What is expected: All lines in which the word "Meri" occurs are to be extracted.

Information provided:
━━━
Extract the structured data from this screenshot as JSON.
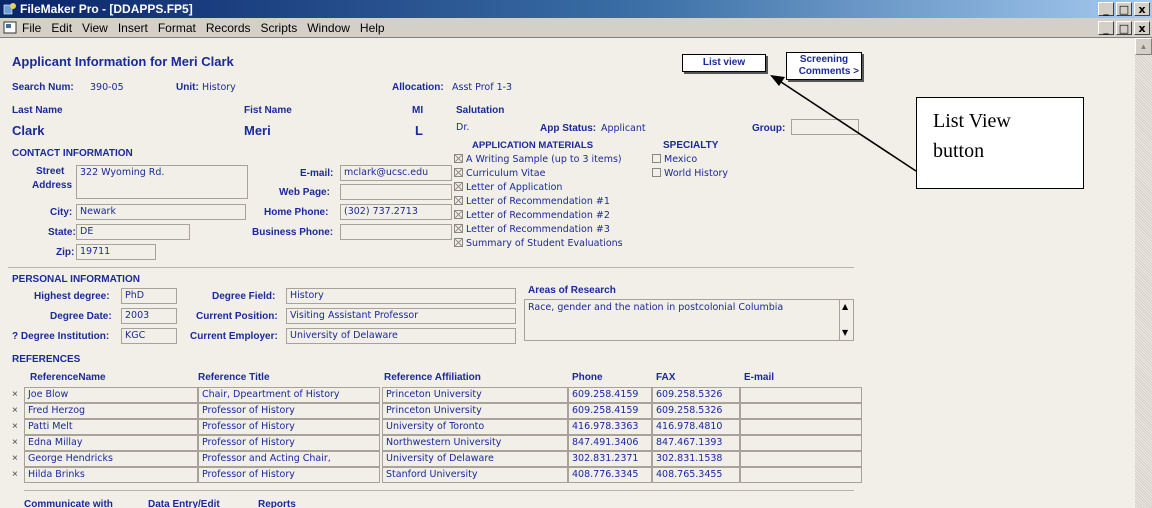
{
  "window": {
    "title": "FileMaker Pro - [DDAPPS.FP5]",
    "buttons": [
      "_",
      "□",
      "x"
    ]
  },
  "menubar": {
    "items": [
      "File",
      "Edit",
      "View",
      "Insert",
      "Format",
      "Records",
      "Scripts",
      "Window",
      "Help"
    ]
  },
  "form": {
    "heading": "Applicant Information for Meri Clark",
    "list_view_btn": "List view",
    "screening_btn_line1": "Screening",
    "screening_btn_line2": "Comments >",
    "search_num_label": "Search Num:",
    "search_num_value": "390-05",
    "unit_label": "Unit:",
    "unit_value": "History",
    "allocation_label": "Allocation:",
    "allocation_value": "Asst Prof 1-3",
    "last_name_label": "Last Name",
    "first_name_label": "Fist Name",
    "mi_label": "MI",
    "salutation_label": "Salutation",
    "last_name": "Clark",
    "first_name": "Meri",
    "mi": "L",
    "salutation": "Dr.",
    "app_status_label": "App Status:",
    "app_status_value": "Applicant",
    "group_label": "Group:",
    "group_value": "",
    "contact_heading": "CONTACT INFORMATION",
    "street_label": "Street",
    "address_label": "Address",
    "street_value": "322 Wyoming Rd.",
    "city_label": "City:",
    "city_value": "Newark",
    "state_label": "State:",
    "state_value": "DE",
    "zip_label": "Zip:",
    "zip_value": "19711",
    "email_label": "E-mail:",
    "email_value": "mclark@ucsc.edu",
    "webpage_label": "Web Page:",
    "webpage_value": "",
    "home_phone_label": "Home Phone:",
    "home_phone_value": "(302) 737.2713",
    "business_phone_label": "Business Phone:",
    "business_phone_value": "",
    "materials_heading": "APPLICATION MATERIALS",
    "materials": [
      "A Writing Sample (up to 3 items)",
      "Curriculum Vitae",
      "Letter of Application",
      "Letter of Recommendation #1",
      "Letter of Recommendation #2",
      "Letter of Recommendation #3",
      "Summary of Student Evaluations"
    ],
    "specialty_heading": "SPECIALTY",
    "specialties": [
      "Mexico",
      "World History"
    ],
    "personal_heading": "PERSONAL INFORMATION",
    "highest_degree_label": "Highest degree:",
    "highest_degree_value": "PhD",
    "degree_date_label": "Degree Date:",
    "degree_date_value": "2003",
    "degree_inst_label": "? Degree Institution:",
    "degree_inst_value": "KGC",
    "degree_field_label": "Degree Field:",
    "degree_field_value": "History",
    "current_position_label": "Current Position:",
    "current_position_value": "Visiting Assistant Professor",
    "current_employer_label": "Current Employer:",
    "current_employer_value": "University of Delaware",
    "research_label": "Areas of Research",
    "research_value": "Race, gender and the nation in postcolonial Columbia",
    "references_heading": "REFERENCES",
    "ref_headers": [
      "ReferenceName",
      "Reference Title",
      "Reference Affiliation",
      "Phone",
      "FAX",
      "E-mail"
    ],
    "references": [
      {
        "name": "Joe Blow",
        "title": "Chair, Dpeartment of History",
        "affiliation": "Princeton University",
        "phone": "609.258.4159",
        "fax": "609.258.5326",
        "email": ""
      },
      {
        "name": "Fred Herzog",
        "title": "Professor of History",
        "affiliation": "Princeton University",
        "phone": "609.258.4159",
        "fax": "609.258.5326",
        "email": ""
      },
      {
        "name": "Patti Melt",
        "title": "Professor of History",
        "affiliation": "University of Toronto",
        "phone": "416.978.3363",
        "fax": "416.978.4810",
        "email": ""
      },
      {
        "name": "Edna Millay",
        "title": "Professor of History",
        "affiliation": "Northwestern University",
        "phone": "847.491.3406",
        "fax": "847.467.1393",
        "email": ""
      },
      {
        "name": "George Hendricks",
        "title": "Professor and Acting Chair,",
        "affiliation": "University of Delaware",
        "phone": "302.831.2371",
        "fax": "302.831.1538",
        "email": ""
      },
      {
        "name": "Hilda Brinks",
        "title": "Professor of History",
        "affiliation": "Stanford University",
        "phone": "408.776.3345",
        "fax": "408.765.3455",
        "email": ""
      }
    ],
    "footer_tabs": [
      "Communicate with",
      "Data Entry/Edit",
      "Reports"
    ]
  },
  "annotation": {
    "line1": "List View",
    "line2": "button"
  }
}
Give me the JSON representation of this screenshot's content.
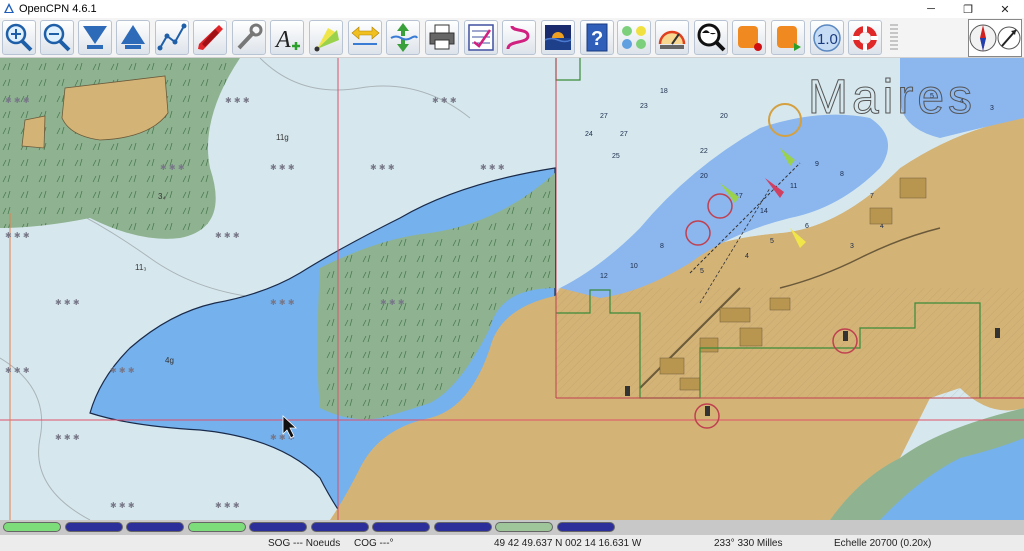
{
  "window": {
    "title": "OpenCPN 4.6.1",
    "minimize_glyph": "─",
    "maximize_glyph": "❐",
    "close_glyph": "✕"
  },
  "toolbar": {
    "items": [
      {
        "name": "zoom-in-button",
        "icon": "zoom-in-icon"
      },
      {
        "name": "zoom-out-button",
        "icon": "zoom-out-icon"
      },
      {
        "name": "scale-in-button",
        "icon": "scale-in-icon"
      },
      {
        "name": "scale-out-button",
        "icon": "scale-out-icon"
      },
      {
        "name": "route-button",
        "icon": "route-icon"
      },
      {
        "name": "auto-follow-button",
        "icon": "ship-icon"
      },
      {
        "name": "settings-button",
        "icon": "wrench-icon"
      },
      {
        "name": "text-button",
        "icon": "text-add-icon"
      },
      {
        "name": "lights-button",
        "icon": "light-icon"
      },
      {
        "name": "current-button",
        "icon": "current-arrows-icon"
      },
      {
        "name": "tide-button",
        "icon": "tide-icon"
      },
      {
        "name": "print-button",
        "icon": "printer-icon"
      },
      {
        "name": "route-manager-button",
        "icon": "checklist-icon"
      },
      {
        "name": "track-button",
        "icon": "track-icon"
      },
      {
        "name": "color-scheme-button",
        "icon": "color-scheme-icon"
      },
      {
        "name": "help-button",
        "icon": "help-icon"
      },
      {
        "name": "ais-button",
        "icon": "ais-icon"
      },
      {
        "name": "dashboard-button",
        "icon": "dashboard-icon"
      },
      {
        "name": "globe-button",
        "icon": "globe-search-icon"
      },
      {
        "name": "record-button",
        "icon": "record-icon"
      },
      {
        "name": "play-button",
        "icon": "play-icon"
      },
      {
        "name": "scale-one-button",
        "icon": "scale-one-icon"
      },
      {
        "name": "mob-button",
        "icon": "lifebuoy-icon"
      }
    ],
    "scale_one_label": "1.0",
    "help_label": "?",
    "text_label": "A"
  },
  "chart": {
    "watermark": "Maires",
    "depth_labels": [
      "11g",
      "3₄",
      "11₃",
      "4g"
    ],
    "colors": {
      "shallow": "#d6e8ee",
      "deep": "#75b1ec",
      "land": "#d4b377",
      "drying": "#8fb391",
      "cell_border": "#e0506a"
    }
  },
  "piano": {
    "keys": [
      {
        "color": "#7ddd7a"
      },
      {
        "color": "#2c2f9a"
      },
      {
        "color": "#2c2f9a"
      },
      {
        "color": "#7ddd7a"
      },
      {
        "color": "#2c2f9a"
      },
      {
        "color": "#2c2f9a"
      },
      {
        "color": "#2c2f9a"
      },
      {
        "color": "#2c2f9a"
      },
      {
        "color": "#9fc59a"
      },
      {
        "color": "#2c2f9a"
      }
    ]
  },
  "status": {
    "sog": "SOG --- Noeuds",
    "cog": "COG ---°",
    "position": "49 42 49.637 N   002 14 16.631 W",
    "bearing": "233°  330 Milles",
    "scale": "Echelle 20700 (0.20x)"
  }
}
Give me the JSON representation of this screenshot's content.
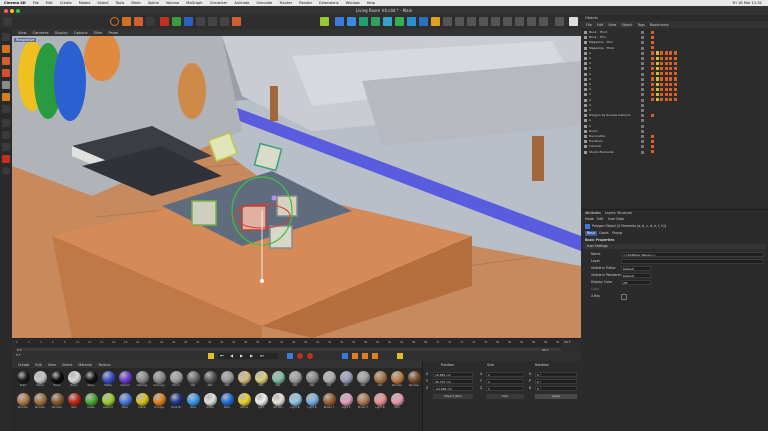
{
  "menubar": {
    "apple": "",
    "app": "Cinema 4D",
    "items": [
      "File",
      "Edit",
      "Create",
      "Modes",
      "Select",
      "Tools",
      "Mesh",
      "Spline",
      "Volume",
      "MoGraph",
      "Character",
      "Animate",
      "Simulate",
      "Tracker",
      "Render",
      "Extensions",
      "Window",
      "Help"
    ],
    "clock": "Fri 18 Mar 11:31"
  },
  "titlebar": {
    "title": "Living Room V4.c4d * - Main"
  },
  "toolbar": {
    "node_spaces": "Node Spaces",
    "layout": "Layouts"
  },
  "viewport": {
    "menu": [
      "View",
      "Cameras",
      "Display",
      "Options",
      "Filter",
      "Panel"
    ],
    "hud": "Perspective"
  },
  "timeline": {
    "ticks": [
      "0",
      "2",
      "4",
      "6",
      "8",
      "10",
      "12",
      "14",
      "16",
      "18",
      "20",
      "22",
      "24",
      "26",
      "28",
      "30",
      "32",
      "34",
      "36",
      "38",
      "40",
      "42",
      "44",
      "46",
      "48",
      "50",
      "52",
      "54",
      "56",
      "58",
      "60",
      "62",
      "64",
      "66",
      "68",
      "70",
      "72",
      "74",
      "76",
      "78",
      "80",
      "82",
      "84",
      "86",
      "88",
      "90"
    ],
    "start": "0 F",
    "current": "0 F",
    "end": "90 F",
    "end2": "90 F"
  },
  "materials": {
    "menu": [
      "Create",
      "Edit",
      "View",
      "Select",
      "Material",
      "Texture"
    ],
    "items": [
      {
        "name": "Paint",
        "color": "#1a1a1a"
      },
      {
        "name": "Metal",
        "color": "#c8c8c8"
      },
      {
        "name": "Black",
        "color": "#0c0c0c"
      },
      {
        "name": "Black",
        "color": "#d8d8d8"
      },
      {
        "name": "Shiny",
        "color": "#111111"
      },
      {
        "name": "Matte",
        "color": "#3a52c8"
      },
      {
        "name": "Upload",
        "color": "#6a3ed0"
      },
      {
        "name": "Catchlig",
        "color": "#8a8a8a"
      },
      {
        "name": "Cactusgr",
        "color": "#8a8a8a"
      },
      {
        "name": "Fabric",
        "color": "#a0a0a0"
      },
      {
        "name": "Mat",
        "color": "#6e6e6e"
      },
      {
        "name": "Mat",
        "color": "#585858"
      },
      {
        "name": "Mat",
        "color": "#9a9a9a"
      },
      {
        "name": "Mat",
        "color": "#d8c080"
      },
      {
        "name": "Mat",
        "color": "#d8d080"
      },
      {
        "name": "Mat",
        "color": "#80c0a0"
      },
      {
        "name": "Mat",
        "color": "#a0a0a0"
      },
      {
        "name": "Mat",
        "color": "#8a8a8a"
      },
      {
        "name": "Mat",
        "color": "#b0b0b0"
      },
      {
        "name": "Mat",
        "color": "#9aa0c0"
      },
      {
        "name": "Mat",
        "color": "#a0a0a0"
      },
      {
        "name": "Mat",
        "color": "#a87848"
      },
      {
        "name": "Wooden",
        "color": "#c08048"
      },
      {
        "name": "Wooden",
        "color": "#7a4e2a"
      },
      {
        "name": "Wooden",
        "color": "#b07a4a"
      },
      {
        "name": "Wooden",
        "color": "#a07040"
      },
      {
        "name": "Wooden",
        "color": "#8a5a30"
      },
      {
        "name": "Red",
        "color": "#c02818"
      },
      {
        "name": "Green",
        "color": "#4aa838"
      },
      {
        "name": "Green P",
        "color": "#9ad030"
      },
      {
        "name": "Blue",
        "color": "#4878e0"
      },
      {
        "name": "Yellow",
        "color": "#d8c020"
      },
      {
        "name": "Orange",
        "color": "#e08020"
      },
      {
        "name": "Dark Bl",
        "color": "#203888"
      },
      {
        "name": "Blue",
        "color": "#3a98e8"
      },
      {
        "name": "White",
        "color": "#e0e0e0"
      },
      {
        "name": "Blue",
        "color": "#2070d8"
      },
      {
        "name": "Yellow",
        "color": "#e8d030"
      },
      {
        "name": "Light",
        "color": "#f0f0f0"
      },
      {
        "name": "Off Whi",
        "color": "#e8e4d8"
      },
      {
        "name": "Light B",
        "color": "#90c8e8"
      },
      {
        "name": "Light B",
        "color": "#78b0e0"
      },
      {
        "name": "Brown F",
        "color": "#9a6030"
      },
      {
        "name": "Light P",
        "color": "#e0a0c0"
      },
      {
        "name": "Brown F",
        "color": "#b07850"
      },
      {
        "name": "Light B",
        "color": "#e89090"
      },
      {
        "name": "Pink",
        "color": "#e898b0"
      }
    ]
  },
  "coordinates": {
    "headers": [
      "Position",
      "Size",
      "Rotation"
    ],
    "rows": [
      {
        "axis": "X",
        "pos": "19.881 cm",
        "size": "1",
        "rot_axis": "H",
        "rot": "0 °"
      },
      {
        "axis": "Y",
        "pos": "45.797 cm",
        "size": "1",
        "rot_axis": "P",
        "rot": "0 °"
      },
      {
        "axis": "Z",
        "pos": "-24.684 cm",
        "size": "1",
        "rot_axis": "B",
        "rot": "0 °"
      }
    ],
    "mode": "Object (Rel)",
    "size_mode": "Size",
    "apply": "Apply"
  },
  "objects": {
    "menu": [
      "File",
      "Edit",
      "View",
      "Object",
      "Tags",
      "Bookmarks"
    ],
    "header": "Objects",
    "rows": [
      {
        "name": "Book - Thick",
        "tags": [
          "#e06020"
        ]
      },
      {
        "name": "Book - Thin",
        "tags": [
          "#e06020"
        ]
      },
      {
        "name": "Magazine - Thin",
        "tags": [
          "#e06020"
        ]
      },
      {
        "name": "Magazine - Thick",
        "tags": [
          "#e06020"
        ]
      },
      {
        "name": "A",
        "tags": [
          "#e06020",
          "#d8c020",
          "#e06020",
          "#e06020",
          "#e06020",
          "#e06020"
        ]
      },
      {
        "name": "A",
        "tags": [
          "#e06020",
          "#d8c020",
          "#e06020",
          "#e06020",
          "#e06020",
          "#e06020"
        ]
      },
      {
        "name": "A",
        "tags": [
          "#e06020",
          "#d8c020",
          "#e06020",
          "#e06020",
          "#e06020",
          "#e06020"
        ]
      },
      {
        "name": "A",
        "tags": [
          "#e06020",
          "#d8c020",
          "#e06020",
          "#e06020",
          "#e06020",
          "#e06020"
        ]
      },
      {
        "name": "A",
        "tags": [
          "#e06020",
          "#d8c020",
          "#e06020",
          "#e06020",
          "#e06020",
          "#e06020"
        ]
      },
      {
        "name": "A",
        "tags": [
          "#e06020",
          "#d8c020",
          "#e06020",
          "#e06020",
          "#e06020",
          "#e06020"
        ]
      },
      {
        "name": "A",
        "tags": [
          "#e06020",
          "#d8c020",
          "#e06020",
          "#e06020",
          "#e06020",
          "#e06020"
        ]
      },
      {
        "name": "A",
        "tags": [
          "#e06020",
          "#d8c020",
          "#e06020",
          "#e06020",
          "#e06020",
          "#e06020"
        ]
      },
      {
        "name": "A",
        "tags": [
          "#e06020",
          "#d8c020",
          "#e06020",
          "#e06020",
          "#e06020",
          "#e06020"
        ]
      },
      {
        "name": "A",
        "tags": [
          "#e06020",
          "#d8c020",
          "#e06020",
          "#e06020",
          "#e06020",
          "#e06020"
        ]
      },
      {
        "name": "A",
        "tags": []
      },
      {
        "name": "A",
        "tags": []
      },
      {
        "name": "Polygon by Scenes Interiors",
        "tags": [
          "#e06020"
        ]
      },
      {
        "name": "A",
        "tags": []
      },
      {
        "name": "A",
        "tags": []
      },
      {
        "name": "Room",
        "tags": []
      },
      {
        "name": "Decoration",
        "tags": [
          "#e06020"
        ]
      },
      {
        "name": "Furniture",
        "tags": [
          "#e06020"
        ]
      },
      {
        "name": "Camera",
        "tags": [
          "#e06020"
        ]
      },
      {
        "name": "Studio Elements",
        "tags": [
          "#e06020"
        ]
      }
    ]
  },
  "attributes": {
    "tabs": [
      "Attributes",
      "Layers",
      "Structure"
    ],
    "menu": [
      "Mode",
      "Edit",
      "User Data"
    ],
    "title": "Polygon Object [4 Elements (a, b, c, d, e, f, h)]",
    "subtabs": [
      "Basic",
      "Coord.",
      "Phong"
    ],
    "section": "Basic Properties",
    "subsection": "Icon Settings",
    "fields": [
      {
        "label": "Name",
        "value": "<<Multiple Values>>"
      },
      {
        "label": "Layer",
        "value": ""
      },
      {
        "label": "Visible in Editor",
        "value": "Default"
      },
      {
        "label": "Visible in Renderer",
        "value": "Default"
      },
      {
        "label": "Display Color",
        "value": "Off"
      },
      {
        "label": "Color",
        "value": ""
      },
      {
        "label": "X-Ray",
        "value": ""
      }
    ]
  }
}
━━━
Task response:
    "heading": "Applicant Information for Meri Clark",
    "first_name": "Meri",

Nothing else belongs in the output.